Read the records below and copy each line that contains "settings".

— start Provided records —

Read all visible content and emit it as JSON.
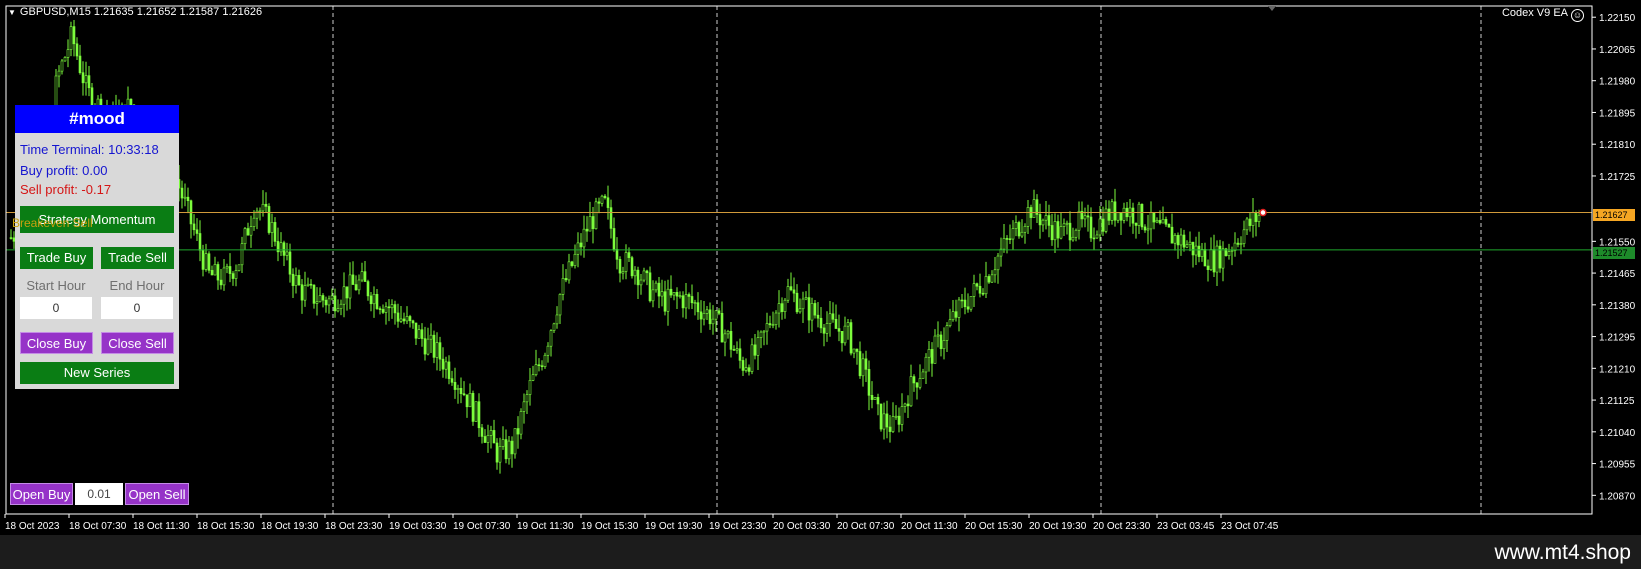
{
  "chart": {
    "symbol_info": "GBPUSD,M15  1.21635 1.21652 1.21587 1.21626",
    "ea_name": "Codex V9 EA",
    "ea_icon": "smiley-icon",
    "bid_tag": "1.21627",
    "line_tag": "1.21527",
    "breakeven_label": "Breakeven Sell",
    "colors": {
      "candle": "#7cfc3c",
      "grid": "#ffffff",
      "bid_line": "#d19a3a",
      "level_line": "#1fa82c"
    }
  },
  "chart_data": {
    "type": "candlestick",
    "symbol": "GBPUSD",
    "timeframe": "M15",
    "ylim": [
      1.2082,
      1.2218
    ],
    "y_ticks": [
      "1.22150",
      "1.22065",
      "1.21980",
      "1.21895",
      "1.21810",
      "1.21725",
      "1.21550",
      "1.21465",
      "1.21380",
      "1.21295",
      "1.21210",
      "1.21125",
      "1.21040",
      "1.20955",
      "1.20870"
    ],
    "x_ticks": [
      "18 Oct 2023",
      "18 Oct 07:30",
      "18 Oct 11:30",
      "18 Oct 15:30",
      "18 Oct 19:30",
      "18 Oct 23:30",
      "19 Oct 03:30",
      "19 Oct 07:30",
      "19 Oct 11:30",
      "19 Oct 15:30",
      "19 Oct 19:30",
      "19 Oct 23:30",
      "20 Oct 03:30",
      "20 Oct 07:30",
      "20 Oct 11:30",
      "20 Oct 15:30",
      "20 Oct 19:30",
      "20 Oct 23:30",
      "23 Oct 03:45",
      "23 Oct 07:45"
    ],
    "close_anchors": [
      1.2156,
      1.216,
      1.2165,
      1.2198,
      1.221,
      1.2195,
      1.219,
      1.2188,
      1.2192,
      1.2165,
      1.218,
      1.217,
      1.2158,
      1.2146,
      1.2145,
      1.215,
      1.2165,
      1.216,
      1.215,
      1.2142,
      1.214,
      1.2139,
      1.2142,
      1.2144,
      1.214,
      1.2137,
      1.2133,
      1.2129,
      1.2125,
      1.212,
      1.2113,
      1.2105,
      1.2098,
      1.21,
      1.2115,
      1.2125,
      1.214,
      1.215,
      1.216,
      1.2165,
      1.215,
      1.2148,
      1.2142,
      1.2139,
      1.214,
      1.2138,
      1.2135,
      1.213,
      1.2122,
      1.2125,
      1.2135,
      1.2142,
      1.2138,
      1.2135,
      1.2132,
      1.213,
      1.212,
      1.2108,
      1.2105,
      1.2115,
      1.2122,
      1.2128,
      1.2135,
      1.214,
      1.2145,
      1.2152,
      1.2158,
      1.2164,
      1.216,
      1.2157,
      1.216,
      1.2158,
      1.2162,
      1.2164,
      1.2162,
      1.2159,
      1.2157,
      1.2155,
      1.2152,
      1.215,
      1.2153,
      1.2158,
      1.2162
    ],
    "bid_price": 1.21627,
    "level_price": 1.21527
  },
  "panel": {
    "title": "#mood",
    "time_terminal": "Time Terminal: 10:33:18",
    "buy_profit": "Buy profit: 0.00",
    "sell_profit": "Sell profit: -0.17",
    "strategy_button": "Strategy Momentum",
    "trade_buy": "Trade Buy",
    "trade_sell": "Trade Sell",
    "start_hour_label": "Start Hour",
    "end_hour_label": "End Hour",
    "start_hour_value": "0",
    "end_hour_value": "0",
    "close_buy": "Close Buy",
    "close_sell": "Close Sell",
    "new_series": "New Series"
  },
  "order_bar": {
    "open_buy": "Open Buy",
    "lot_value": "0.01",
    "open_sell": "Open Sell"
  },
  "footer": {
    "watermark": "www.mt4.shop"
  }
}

— end Provided records —
— start Provided records —

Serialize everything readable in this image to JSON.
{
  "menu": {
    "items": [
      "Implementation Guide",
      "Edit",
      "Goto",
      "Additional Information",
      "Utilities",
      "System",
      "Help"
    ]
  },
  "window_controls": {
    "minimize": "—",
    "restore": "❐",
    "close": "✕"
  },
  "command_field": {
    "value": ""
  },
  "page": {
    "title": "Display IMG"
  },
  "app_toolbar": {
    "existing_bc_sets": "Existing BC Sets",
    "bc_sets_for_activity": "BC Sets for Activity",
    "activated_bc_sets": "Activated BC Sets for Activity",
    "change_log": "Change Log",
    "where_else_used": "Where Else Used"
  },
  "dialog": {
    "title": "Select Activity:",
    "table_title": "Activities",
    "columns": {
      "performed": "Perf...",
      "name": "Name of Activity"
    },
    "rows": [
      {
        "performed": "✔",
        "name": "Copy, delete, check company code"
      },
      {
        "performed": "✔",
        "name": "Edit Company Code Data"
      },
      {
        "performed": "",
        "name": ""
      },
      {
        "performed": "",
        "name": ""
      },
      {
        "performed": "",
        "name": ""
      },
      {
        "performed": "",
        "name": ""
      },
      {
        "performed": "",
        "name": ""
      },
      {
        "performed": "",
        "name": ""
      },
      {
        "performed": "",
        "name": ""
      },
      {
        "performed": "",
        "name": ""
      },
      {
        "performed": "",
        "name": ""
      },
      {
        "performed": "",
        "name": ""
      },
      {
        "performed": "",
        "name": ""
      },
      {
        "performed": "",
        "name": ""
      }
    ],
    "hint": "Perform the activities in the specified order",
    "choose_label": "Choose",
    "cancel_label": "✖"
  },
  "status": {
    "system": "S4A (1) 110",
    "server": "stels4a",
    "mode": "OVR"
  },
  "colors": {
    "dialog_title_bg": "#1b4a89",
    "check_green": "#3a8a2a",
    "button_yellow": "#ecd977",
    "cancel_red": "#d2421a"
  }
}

— end Provided records —
— start Provided records —

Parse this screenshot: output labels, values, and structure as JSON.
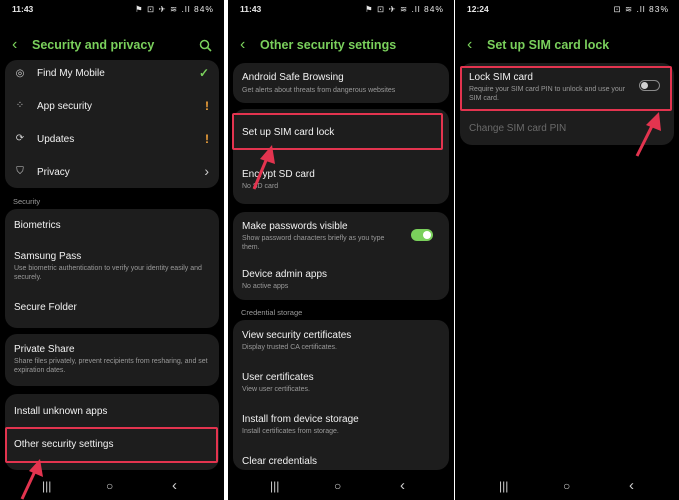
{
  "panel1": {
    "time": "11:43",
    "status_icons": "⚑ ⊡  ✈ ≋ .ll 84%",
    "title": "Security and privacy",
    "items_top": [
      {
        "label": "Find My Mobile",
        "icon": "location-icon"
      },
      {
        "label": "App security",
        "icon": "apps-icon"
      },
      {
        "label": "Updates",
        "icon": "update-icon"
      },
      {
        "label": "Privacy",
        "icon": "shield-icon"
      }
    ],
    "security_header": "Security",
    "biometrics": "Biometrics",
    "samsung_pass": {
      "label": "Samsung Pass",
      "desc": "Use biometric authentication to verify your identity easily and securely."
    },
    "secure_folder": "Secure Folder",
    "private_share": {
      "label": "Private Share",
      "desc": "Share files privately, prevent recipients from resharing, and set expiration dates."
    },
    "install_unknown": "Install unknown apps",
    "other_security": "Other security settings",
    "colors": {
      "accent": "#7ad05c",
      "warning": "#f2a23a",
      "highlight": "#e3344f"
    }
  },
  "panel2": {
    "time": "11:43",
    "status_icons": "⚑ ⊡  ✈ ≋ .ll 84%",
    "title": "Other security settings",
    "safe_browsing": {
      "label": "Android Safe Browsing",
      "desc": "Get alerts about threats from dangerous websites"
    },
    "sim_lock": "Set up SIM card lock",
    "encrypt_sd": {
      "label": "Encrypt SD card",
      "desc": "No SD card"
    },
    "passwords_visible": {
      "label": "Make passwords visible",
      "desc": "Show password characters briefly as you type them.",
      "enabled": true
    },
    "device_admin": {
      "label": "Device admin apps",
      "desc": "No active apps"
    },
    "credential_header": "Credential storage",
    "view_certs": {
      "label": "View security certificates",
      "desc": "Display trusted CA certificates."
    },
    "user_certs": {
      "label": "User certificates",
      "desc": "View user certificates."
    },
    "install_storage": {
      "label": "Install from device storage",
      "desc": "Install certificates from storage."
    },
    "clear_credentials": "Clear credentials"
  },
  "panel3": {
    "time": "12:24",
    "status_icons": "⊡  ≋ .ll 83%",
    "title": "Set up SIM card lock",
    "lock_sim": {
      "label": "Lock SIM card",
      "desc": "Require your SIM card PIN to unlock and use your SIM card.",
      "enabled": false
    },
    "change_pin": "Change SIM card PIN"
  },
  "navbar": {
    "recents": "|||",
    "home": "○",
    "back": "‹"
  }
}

— end Provided records —

Result of this exercise -
    "other_security": "Other security settings",
    "title": "Other security settings",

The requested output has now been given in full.